==== Records for this task
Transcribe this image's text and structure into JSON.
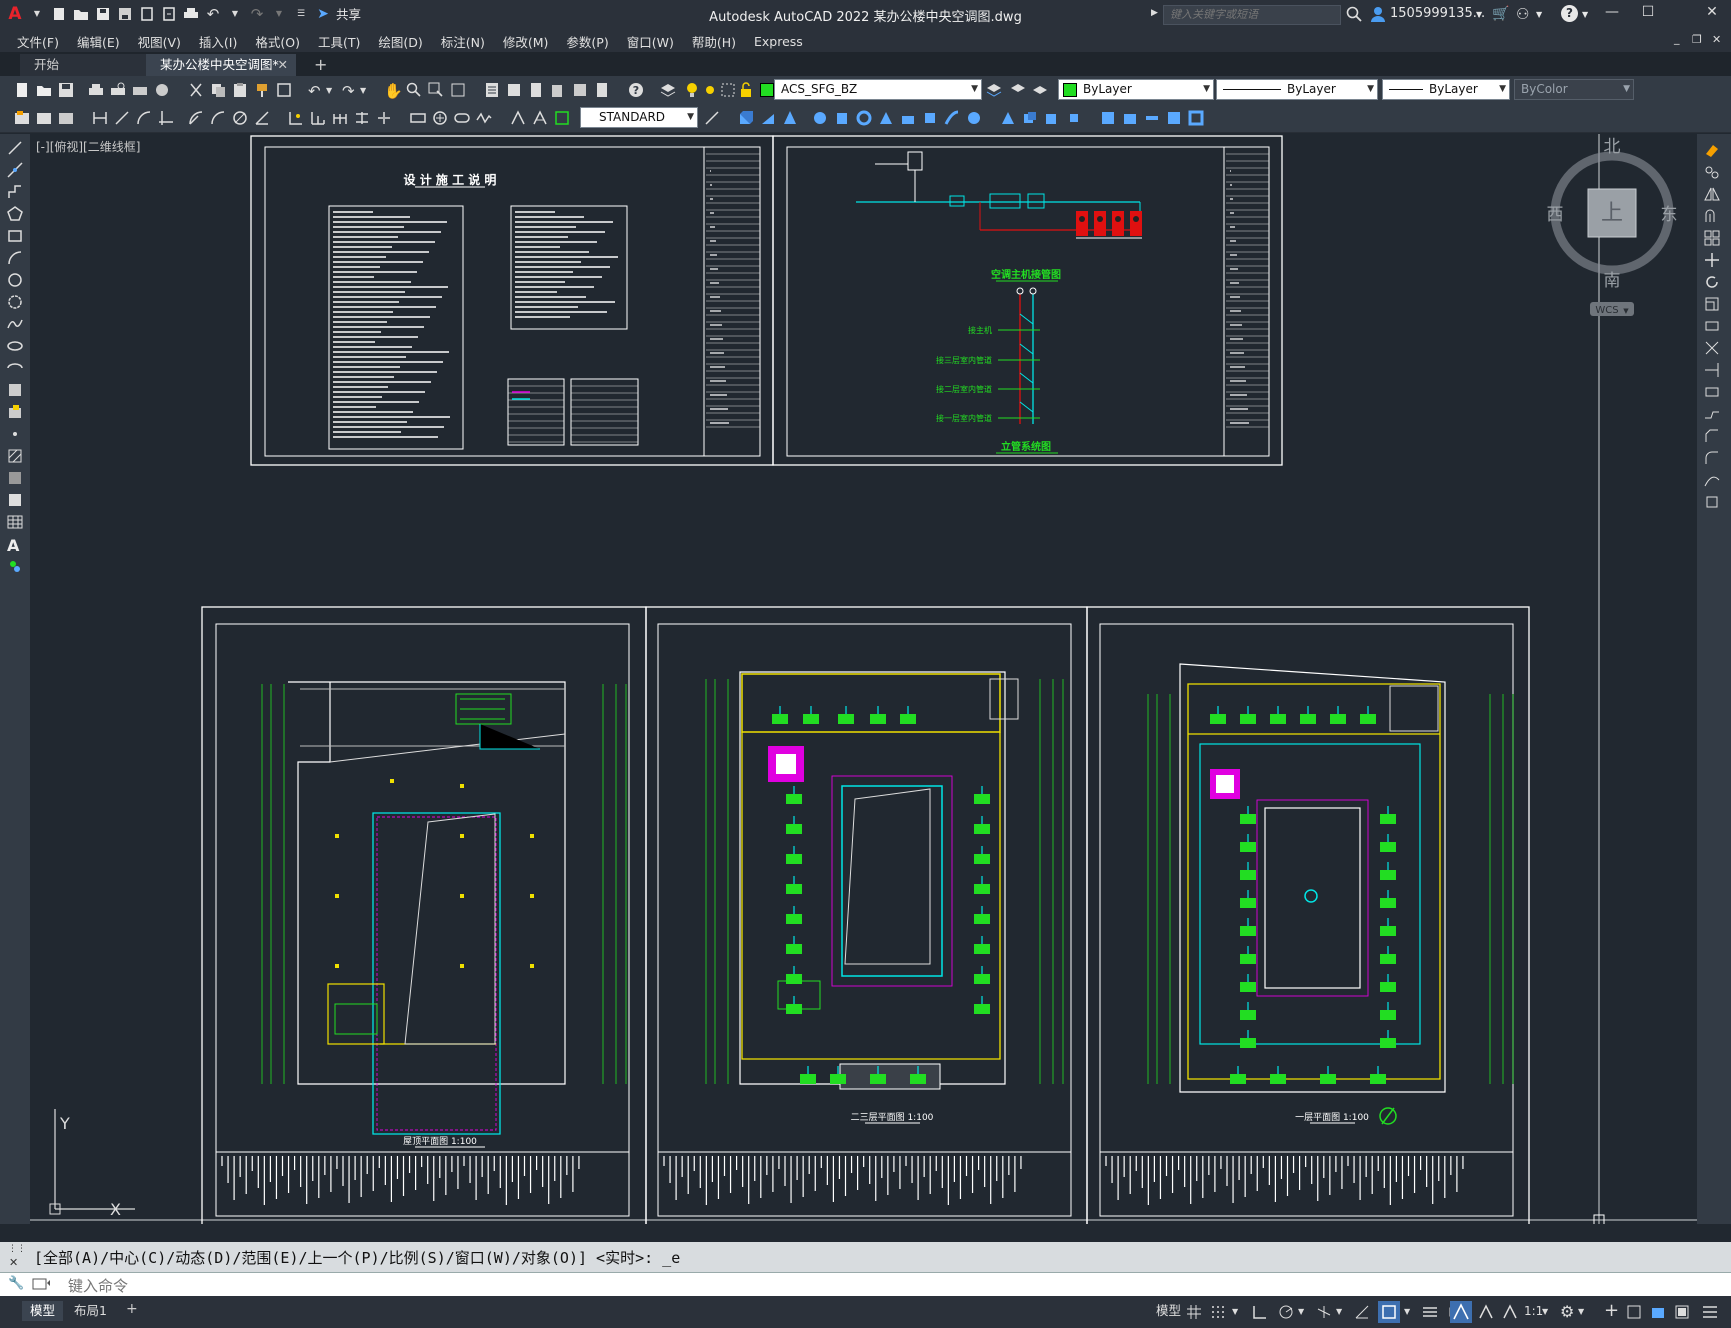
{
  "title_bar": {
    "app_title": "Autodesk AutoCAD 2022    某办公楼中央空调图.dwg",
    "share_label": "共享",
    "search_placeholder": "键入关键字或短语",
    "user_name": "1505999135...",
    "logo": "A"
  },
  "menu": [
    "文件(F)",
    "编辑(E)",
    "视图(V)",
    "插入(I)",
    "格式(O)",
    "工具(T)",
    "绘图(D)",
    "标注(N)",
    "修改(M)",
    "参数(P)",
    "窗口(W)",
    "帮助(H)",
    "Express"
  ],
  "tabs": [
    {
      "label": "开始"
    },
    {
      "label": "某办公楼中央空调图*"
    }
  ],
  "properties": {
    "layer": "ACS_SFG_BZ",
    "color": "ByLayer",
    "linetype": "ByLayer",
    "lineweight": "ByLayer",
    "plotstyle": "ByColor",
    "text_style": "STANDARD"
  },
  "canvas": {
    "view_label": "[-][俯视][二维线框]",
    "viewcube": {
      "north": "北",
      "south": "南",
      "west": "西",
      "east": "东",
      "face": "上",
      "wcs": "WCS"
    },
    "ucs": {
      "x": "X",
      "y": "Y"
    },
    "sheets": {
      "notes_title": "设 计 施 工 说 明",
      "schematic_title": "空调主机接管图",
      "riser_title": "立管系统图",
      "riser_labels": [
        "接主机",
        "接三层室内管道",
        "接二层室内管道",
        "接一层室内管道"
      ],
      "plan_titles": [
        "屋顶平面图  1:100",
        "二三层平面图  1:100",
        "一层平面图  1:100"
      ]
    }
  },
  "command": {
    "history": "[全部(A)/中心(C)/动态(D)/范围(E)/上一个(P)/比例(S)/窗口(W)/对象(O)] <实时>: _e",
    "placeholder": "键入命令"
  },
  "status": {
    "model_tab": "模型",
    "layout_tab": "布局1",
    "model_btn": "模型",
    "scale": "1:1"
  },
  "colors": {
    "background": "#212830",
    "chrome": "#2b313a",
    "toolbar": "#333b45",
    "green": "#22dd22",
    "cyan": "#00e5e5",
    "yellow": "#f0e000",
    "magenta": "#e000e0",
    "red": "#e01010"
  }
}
========
==== Records for this task
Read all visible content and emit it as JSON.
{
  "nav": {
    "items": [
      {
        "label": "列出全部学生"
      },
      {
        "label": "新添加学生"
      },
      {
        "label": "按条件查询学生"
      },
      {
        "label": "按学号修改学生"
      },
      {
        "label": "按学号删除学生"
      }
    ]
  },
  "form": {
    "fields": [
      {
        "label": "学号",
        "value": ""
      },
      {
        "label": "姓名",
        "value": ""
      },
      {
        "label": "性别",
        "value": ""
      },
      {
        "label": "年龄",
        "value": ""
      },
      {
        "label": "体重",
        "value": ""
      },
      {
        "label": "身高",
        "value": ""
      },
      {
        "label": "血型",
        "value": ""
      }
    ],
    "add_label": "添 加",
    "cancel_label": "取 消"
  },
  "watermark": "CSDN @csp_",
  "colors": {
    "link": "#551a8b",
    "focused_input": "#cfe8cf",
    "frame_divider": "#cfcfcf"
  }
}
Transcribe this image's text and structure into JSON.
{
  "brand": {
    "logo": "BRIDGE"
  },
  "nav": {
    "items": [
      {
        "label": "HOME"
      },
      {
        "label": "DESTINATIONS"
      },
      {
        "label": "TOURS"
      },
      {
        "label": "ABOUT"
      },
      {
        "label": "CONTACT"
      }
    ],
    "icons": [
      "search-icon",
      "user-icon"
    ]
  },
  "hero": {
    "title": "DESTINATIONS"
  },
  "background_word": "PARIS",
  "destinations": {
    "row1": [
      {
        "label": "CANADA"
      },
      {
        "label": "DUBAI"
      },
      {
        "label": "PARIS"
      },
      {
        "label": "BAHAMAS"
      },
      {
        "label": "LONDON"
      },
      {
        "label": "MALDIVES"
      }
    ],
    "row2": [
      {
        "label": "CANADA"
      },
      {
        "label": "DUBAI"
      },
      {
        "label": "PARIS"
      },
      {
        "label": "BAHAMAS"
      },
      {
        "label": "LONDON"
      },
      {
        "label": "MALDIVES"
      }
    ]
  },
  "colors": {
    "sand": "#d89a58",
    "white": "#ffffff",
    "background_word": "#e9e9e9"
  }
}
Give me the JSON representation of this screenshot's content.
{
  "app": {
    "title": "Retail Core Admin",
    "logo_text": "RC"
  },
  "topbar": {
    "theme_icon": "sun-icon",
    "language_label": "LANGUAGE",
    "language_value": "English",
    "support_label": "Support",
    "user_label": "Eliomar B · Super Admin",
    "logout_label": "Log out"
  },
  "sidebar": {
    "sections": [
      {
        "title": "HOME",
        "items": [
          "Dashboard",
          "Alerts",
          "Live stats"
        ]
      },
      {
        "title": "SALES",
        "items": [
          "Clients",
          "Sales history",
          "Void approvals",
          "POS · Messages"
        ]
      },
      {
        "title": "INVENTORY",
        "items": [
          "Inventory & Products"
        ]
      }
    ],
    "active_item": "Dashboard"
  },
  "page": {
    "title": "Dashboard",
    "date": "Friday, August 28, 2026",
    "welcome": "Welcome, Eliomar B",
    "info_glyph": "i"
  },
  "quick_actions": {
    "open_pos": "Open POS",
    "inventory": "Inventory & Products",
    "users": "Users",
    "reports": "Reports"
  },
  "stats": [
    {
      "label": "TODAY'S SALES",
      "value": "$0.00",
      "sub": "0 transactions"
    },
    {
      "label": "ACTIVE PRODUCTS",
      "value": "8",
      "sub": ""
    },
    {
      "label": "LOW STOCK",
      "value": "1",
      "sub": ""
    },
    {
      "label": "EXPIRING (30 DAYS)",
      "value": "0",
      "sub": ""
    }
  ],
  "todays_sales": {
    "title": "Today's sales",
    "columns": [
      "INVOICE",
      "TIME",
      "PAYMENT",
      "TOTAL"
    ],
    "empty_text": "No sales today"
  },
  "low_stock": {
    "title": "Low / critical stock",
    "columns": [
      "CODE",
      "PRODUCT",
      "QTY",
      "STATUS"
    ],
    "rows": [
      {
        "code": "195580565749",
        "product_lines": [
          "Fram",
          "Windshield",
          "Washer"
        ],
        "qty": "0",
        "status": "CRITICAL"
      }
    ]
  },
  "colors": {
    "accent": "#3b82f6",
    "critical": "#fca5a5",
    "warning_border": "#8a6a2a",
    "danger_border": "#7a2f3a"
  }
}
========
==== Records for this task
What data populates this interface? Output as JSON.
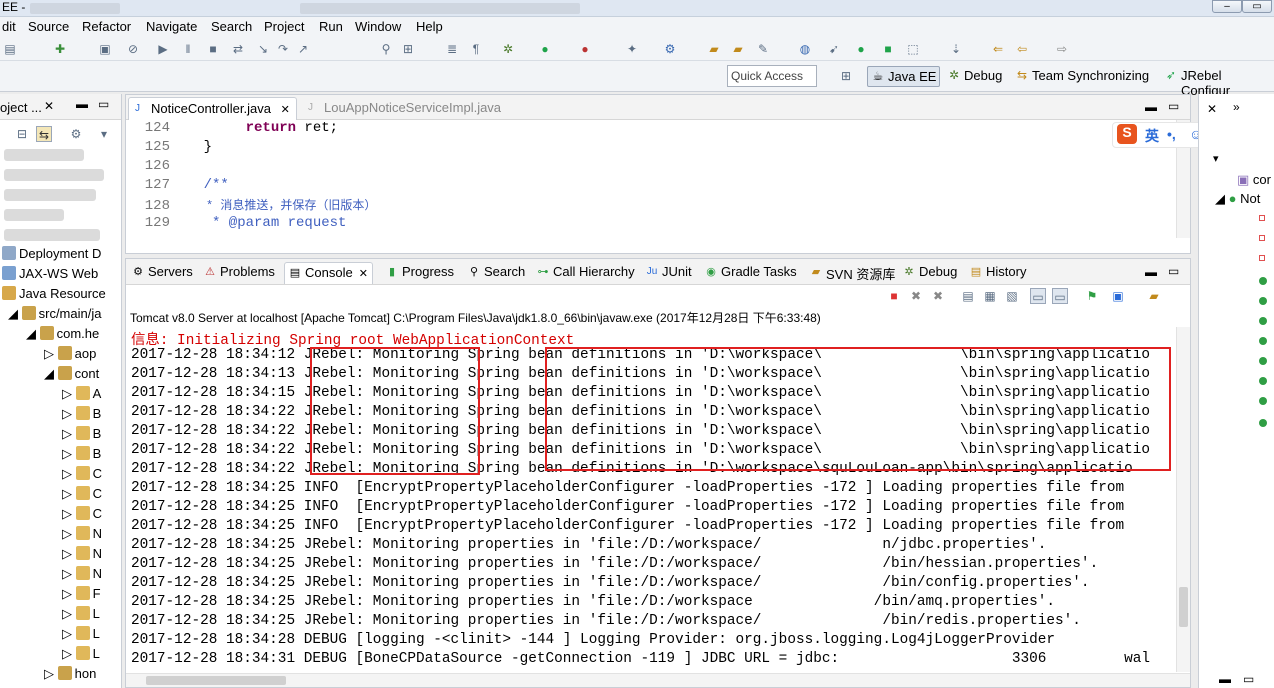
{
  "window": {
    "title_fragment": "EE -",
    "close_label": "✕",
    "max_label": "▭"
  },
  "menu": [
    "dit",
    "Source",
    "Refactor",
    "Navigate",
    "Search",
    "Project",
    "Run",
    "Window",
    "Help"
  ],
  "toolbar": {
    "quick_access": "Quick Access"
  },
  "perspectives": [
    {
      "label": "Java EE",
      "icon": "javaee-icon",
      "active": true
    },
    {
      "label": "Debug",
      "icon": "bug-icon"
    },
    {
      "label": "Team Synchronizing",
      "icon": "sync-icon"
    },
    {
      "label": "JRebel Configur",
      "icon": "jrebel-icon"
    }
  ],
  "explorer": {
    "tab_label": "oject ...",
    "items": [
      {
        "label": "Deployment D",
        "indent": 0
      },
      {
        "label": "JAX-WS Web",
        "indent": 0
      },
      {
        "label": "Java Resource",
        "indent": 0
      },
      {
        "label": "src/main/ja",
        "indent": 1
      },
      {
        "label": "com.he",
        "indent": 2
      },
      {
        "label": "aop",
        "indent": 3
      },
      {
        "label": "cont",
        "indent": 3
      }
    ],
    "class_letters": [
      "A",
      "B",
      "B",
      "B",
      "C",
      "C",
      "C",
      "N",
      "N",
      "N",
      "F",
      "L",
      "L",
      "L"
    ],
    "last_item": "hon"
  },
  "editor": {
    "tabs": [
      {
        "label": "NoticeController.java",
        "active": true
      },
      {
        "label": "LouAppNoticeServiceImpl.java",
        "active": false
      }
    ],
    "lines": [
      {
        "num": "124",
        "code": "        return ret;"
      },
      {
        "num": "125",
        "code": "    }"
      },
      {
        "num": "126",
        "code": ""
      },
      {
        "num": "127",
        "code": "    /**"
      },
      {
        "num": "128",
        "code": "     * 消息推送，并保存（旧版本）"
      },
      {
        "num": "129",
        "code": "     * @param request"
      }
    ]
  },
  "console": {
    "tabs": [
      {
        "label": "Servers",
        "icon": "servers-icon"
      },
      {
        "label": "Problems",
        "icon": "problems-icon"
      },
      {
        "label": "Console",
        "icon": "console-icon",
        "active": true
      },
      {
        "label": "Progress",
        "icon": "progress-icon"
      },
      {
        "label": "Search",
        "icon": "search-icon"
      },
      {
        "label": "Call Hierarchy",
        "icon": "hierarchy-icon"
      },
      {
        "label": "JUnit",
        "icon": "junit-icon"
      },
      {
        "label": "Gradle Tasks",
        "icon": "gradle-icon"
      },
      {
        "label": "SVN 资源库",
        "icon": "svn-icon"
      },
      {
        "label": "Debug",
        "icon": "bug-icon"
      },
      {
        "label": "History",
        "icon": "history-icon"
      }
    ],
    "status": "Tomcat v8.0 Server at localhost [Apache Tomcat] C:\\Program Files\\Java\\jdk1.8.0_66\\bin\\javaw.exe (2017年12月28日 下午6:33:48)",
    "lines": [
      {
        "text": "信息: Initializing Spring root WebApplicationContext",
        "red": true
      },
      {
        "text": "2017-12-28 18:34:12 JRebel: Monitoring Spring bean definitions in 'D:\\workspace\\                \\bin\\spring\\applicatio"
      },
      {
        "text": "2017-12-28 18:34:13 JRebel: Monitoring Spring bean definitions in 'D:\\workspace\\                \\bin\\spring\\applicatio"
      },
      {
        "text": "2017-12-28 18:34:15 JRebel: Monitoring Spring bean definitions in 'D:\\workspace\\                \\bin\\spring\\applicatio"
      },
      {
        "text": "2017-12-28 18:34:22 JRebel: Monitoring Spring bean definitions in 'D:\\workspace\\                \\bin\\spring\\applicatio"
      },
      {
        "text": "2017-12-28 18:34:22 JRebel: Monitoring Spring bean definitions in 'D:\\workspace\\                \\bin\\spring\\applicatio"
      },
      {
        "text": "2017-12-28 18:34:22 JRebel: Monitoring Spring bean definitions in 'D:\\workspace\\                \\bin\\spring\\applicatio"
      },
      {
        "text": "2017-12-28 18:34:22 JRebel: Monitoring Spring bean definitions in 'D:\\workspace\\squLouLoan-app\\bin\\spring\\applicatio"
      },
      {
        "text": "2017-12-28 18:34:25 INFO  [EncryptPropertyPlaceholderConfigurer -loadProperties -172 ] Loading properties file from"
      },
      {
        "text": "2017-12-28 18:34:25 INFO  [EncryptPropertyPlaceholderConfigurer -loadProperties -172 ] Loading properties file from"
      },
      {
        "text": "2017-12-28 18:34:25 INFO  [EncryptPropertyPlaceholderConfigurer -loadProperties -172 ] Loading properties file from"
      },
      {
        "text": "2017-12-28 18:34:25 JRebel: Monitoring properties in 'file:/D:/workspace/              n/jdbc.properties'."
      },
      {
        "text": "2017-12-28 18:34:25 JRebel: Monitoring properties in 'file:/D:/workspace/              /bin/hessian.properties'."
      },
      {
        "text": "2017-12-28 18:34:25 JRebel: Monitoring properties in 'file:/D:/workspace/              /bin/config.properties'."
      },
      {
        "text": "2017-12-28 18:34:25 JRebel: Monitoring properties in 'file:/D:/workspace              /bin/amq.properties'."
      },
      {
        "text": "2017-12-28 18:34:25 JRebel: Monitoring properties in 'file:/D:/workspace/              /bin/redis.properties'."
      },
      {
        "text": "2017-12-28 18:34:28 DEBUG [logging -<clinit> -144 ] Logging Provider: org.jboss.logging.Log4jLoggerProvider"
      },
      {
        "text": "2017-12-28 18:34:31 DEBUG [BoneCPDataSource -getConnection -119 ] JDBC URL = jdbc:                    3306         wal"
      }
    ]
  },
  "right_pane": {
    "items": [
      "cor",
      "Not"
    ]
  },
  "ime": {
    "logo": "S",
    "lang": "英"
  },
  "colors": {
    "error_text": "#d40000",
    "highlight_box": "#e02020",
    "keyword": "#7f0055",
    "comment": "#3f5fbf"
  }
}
========
Directions:
Extract, from the material above, each line holding the word "Spring".

Output of the exercise:
        "text": "信息: Initializing Spring root WebApplicationContext",
        "text": "2017-12-28 18:34:12 JRebel: Monitoring Spring bean definitions in 'D:\\workspace\\                \\bin\\spring\\applicatio"
        "text": "2017-12-28 18:34:13 JRebel: Monitoring Spring bean definitions in 'D:\\workspace\\                \\bin\\spring\\applicatio"
        "text": "2017-12-28 18:34:15 JRebel: Monitoring Spring bean definitions in 'D:\\workspace\\                \\bin\\spring\\applicatio"
        "text": "2017-12-28 18:34:22 JRebel: Monitoring Spring bean definitions in 'D:\\workspace\\                \\bin\\spring\\applicatio"
        "text": "2017-12-28 18:34:22 JRebel: Monitoring Spring bean definitions in 'D:\\workspace\\                \\bin\\spring\\applicatio"
        "text": "2017-12-28 18:34:22 JRebel: Monitoring Spring bean definitions in 'D:\\workspace\\                \\bin\\spring\\applicatio"
        "text": "2017-12-28 18:34:22 JRebel: Monitoring Spring bean definitions in 'D:\\workspace\\squLouLoan-app\\bin\\spring\\applicatio"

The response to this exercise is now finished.